*ROWS*.
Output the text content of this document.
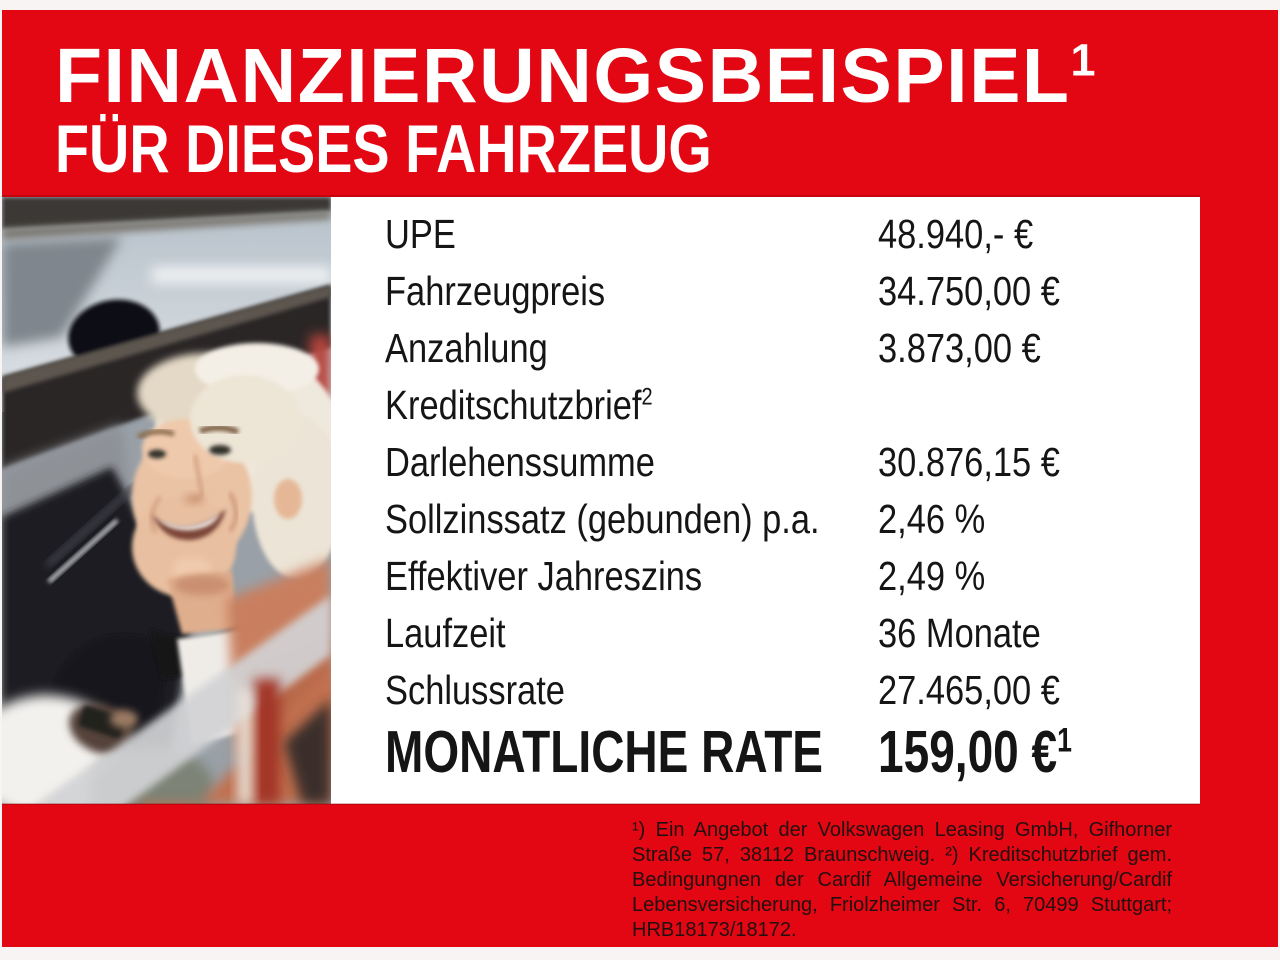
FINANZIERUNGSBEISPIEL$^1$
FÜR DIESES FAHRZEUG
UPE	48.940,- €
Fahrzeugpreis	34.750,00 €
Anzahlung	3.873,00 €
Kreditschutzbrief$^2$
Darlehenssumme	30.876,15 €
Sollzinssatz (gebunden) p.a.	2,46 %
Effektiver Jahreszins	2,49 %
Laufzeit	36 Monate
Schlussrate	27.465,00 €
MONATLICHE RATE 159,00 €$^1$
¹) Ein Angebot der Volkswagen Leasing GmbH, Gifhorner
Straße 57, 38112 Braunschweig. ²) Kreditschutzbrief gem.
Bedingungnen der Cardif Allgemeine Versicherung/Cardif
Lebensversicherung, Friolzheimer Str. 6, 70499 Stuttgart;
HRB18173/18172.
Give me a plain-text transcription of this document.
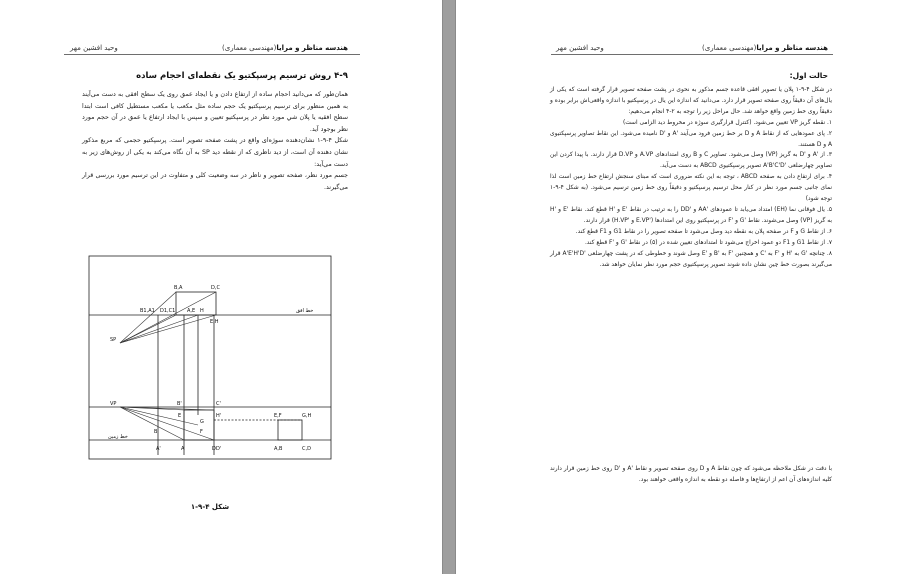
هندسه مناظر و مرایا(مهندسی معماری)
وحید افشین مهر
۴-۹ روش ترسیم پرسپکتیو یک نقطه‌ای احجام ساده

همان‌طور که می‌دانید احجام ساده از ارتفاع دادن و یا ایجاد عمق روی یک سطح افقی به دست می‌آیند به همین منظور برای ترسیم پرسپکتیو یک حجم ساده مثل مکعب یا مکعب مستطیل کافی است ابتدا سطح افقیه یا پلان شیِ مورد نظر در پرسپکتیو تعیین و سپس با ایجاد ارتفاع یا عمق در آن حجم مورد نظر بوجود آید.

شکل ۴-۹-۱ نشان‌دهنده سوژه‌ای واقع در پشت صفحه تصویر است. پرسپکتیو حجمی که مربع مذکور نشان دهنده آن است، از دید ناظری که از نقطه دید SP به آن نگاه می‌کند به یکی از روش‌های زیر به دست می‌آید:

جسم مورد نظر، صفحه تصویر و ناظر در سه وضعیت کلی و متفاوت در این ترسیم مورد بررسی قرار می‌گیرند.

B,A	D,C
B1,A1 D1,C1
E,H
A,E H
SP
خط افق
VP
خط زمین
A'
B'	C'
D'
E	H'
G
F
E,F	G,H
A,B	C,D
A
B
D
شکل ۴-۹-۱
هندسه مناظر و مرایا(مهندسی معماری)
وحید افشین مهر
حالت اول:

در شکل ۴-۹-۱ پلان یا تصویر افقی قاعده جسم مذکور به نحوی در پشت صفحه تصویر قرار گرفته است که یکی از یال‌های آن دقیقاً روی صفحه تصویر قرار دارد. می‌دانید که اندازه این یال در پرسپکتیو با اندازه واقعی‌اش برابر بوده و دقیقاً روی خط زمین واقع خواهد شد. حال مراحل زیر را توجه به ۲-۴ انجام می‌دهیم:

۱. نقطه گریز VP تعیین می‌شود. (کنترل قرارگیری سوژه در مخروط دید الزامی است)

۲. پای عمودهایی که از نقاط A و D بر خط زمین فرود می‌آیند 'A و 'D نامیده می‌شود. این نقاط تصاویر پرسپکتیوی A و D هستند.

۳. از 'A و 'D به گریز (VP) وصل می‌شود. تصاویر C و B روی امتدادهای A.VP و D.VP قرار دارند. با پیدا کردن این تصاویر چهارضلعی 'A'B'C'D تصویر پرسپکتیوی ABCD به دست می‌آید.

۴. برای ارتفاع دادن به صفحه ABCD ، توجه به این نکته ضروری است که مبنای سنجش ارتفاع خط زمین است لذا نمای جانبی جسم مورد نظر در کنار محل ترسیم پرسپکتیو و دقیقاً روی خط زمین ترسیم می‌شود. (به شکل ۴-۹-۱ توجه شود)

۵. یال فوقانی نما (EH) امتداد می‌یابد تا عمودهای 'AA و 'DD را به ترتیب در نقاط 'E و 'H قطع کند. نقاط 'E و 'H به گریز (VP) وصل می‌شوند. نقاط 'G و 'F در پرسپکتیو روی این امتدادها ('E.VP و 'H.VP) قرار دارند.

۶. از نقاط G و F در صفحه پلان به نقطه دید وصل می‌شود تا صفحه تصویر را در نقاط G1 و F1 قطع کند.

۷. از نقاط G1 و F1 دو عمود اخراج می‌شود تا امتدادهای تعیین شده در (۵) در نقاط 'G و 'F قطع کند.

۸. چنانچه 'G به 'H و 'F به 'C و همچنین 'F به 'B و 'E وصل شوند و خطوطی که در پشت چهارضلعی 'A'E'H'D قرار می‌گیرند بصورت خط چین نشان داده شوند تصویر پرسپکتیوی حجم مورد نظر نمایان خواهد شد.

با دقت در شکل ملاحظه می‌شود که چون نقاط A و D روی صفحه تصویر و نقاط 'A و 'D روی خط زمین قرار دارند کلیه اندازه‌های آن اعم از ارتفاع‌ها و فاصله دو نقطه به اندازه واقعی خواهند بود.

...

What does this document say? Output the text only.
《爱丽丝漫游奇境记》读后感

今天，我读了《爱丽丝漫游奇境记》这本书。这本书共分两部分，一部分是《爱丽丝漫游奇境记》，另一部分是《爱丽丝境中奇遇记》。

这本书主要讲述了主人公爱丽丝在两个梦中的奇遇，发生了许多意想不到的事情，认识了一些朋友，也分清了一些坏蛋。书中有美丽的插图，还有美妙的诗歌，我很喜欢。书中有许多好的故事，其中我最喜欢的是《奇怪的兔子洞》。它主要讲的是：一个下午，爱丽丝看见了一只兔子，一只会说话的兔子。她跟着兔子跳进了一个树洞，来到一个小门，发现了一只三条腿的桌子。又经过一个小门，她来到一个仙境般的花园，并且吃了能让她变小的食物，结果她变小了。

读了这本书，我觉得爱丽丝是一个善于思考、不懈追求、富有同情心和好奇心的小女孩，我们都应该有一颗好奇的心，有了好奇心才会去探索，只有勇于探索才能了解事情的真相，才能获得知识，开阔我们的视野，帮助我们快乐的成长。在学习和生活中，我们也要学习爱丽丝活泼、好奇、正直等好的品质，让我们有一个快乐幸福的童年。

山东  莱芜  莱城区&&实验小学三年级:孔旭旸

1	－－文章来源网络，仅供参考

*THE REQUEST*. Sift through the entries and copy every line with "احجام".

*OUTPUT OF THE TASK*.
۴-۹ روش ترسیم پرسپکتیو یک نقطه‌ای احجام ساده
همان‌طور که می‌دانید احجام ساده از ارتفاع دادن و یا ایجاد عمق روی یک سطح افقی به دست می‌آیند به همین منظور برای ترسیم پرسپکتیو یک حجم ساده مثل مکعب یا مکعب مستطیل کافی است ابتدا سطح افقیه یا پلان شیِ مورد نظر در پرسپکتیو تعیین و سپس با ایجاد ارتفاع یا عمق در آن حجم مورد نظر بوجود آید.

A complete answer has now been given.